» **Request**: Using the entries that follow, count the lines containing the word "JSON" and give that number by itself.

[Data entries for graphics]
BEGIN

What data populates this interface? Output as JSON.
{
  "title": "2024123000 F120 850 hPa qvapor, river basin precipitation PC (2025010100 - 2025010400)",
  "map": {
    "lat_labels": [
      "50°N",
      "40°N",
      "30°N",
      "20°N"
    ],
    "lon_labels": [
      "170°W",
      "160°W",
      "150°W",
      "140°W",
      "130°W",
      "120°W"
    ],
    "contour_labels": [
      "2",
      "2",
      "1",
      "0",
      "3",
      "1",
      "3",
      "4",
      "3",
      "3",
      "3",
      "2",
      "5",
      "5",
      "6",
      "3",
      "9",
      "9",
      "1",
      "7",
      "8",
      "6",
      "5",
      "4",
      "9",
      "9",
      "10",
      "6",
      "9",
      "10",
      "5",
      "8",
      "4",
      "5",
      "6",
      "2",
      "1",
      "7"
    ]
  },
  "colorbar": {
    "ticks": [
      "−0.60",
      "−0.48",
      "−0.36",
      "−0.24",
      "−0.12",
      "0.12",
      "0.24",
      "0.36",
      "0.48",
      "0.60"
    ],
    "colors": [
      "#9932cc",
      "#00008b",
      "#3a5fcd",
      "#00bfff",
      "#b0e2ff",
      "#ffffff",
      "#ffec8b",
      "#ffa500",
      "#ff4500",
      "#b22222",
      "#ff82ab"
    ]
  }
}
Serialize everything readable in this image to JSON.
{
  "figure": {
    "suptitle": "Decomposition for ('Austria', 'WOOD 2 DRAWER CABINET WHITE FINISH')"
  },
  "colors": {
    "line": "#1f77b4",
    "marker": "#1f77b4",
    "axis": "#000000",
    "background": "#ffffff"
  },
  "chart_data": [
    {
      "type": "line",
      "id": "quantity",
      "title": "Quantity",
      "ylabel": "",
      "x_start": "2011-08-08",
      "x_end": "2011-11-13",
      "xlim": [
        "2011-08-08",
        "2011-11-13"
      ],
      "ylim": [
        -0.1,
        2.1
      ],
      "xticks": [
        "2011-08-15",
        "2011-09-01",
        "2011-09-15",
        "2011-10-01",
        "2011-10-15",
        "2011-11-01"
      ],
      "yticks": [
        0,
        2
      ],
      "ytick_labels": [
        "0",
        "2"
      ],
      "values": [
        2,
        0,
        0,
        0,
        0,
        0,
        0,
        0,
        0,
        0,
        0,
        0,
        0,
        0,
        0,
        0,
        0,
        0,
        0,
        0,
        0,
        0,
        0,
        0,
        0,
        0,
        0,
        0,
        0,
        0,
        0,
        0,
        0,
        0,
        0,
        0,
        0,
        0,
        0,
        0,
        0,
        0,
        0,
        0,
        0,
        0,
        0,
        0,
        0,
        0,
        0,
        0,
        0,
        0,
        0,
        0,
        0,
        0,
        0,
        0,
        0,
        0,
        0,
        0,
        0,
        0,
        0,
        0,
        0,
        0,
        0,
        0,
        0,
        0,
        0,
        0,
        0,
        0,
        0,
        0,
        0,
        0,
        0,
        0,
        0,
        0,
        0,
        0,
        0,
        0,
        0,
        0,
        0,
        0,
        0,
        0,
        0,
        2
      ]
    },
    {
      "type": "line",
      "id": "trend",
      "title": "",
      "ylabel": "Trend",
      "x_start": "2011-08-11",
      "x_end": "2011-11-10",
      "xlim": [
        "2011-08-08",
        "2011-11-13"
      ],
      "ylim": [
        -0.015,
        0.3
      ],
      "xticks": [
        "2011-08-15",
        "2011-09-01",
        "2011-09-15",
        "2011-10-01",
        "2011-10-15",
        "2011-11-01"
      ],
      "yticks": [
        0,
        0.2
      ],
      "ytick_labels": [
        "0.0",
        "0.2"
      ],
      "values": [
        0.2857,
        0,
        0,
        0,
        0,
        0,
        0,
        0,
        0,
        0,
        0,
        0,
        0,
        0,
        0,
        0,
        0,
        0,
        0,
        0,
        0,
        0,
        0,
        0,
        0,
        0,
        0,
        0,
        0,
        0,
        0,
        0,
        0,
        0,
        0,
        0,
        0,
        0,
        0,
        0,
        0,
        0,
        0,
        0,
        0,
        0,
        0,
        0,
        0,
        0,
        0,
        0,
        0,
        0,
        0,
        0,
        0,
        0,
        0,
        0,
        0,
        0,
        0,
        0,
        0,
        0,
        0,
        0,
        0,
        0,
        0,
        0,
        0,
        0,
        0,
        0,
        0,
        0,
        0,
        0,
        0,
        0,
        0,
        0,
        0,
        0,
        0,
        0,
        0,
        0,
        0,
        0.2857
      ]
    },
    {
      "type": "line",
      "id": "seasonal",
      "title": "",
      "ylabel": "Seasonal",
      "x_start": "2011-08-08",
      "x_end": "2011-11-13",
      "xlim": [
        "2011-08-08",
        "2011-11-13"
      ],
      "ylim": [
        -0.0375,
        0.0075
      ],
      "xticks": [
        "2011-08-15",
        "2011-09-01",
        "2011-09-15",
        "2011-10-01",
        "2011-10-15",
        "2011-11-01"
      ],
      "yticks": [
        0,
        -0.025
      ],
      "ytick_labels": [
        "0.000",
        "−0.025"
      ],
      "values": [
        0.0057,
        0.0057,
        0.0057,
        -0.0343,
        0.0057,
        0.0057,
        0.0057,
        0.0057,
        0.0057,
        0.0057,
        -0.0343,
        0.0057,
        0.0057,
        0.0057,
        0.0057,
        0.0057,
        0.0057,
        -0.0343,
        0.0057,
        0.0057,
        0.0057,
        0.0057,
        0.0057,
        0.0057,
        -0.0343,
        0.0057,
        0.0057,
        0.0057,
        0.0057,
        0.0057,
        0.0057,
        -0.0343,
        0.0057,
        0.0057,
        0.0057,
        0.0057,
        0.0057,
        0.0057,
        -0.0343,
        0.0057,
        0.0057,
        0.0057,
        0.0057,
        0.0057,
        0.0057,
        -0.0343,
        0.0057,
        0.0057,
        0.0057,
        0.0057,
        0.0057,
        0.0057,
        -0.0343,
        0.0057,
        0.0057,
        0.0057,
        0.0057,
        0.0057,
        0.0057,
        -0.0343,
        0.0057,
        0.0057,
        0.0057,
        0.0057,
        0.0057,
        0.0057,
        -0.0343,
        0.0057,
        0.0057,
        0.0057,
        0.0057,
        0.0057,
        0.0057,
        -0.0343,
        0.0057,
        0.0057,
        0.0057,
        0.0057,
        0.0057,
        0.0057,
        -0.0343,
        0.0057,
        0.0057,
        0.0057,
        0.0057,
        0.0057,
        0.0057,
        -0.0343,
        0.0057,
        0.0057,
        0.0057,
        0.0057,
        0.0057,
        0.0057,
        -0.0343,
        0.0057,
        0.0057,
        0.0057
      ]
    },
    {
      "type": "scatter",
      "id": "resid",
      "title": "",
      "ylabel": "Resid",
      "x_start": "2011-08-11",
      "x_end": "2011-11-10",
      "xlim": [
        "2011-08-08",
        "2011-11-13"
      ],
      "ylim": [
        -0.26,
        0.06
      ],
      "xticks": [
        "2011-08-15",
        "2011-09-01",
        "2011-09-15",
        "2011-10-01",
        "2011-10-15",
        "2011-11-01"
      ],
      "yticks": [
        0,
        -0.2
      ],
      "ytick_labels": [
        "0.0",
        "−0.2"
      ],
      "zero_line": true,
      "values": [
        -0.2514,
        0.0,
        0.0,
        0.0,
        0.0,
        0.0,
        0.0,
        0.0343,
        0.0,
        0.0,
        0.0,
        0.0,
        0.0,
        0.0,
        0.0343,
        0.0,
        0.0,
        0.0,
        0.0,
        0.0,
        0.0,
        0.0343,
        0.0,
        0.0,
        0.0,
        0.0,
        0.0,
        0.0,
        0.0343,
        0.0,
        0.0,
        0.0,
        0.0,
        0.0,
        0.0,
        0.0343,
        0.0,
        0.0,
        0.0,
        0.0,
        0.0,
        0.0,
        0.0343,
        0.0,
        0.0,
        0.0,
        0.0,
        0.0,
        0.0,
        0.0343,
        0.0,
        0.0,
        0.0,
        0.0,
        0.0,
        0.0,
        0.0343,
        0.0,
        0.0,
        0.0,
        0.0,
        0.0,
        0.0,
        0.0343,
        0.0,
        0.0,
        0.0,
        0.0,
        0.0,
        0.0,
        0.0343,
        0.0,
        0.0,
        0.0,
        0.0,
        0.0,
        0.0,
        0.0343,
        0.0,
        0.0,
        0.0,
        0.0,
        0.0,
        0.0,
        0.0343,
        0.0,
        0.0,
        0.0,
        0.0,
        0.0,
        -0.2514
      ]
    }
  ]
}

END

» **The solution**: 2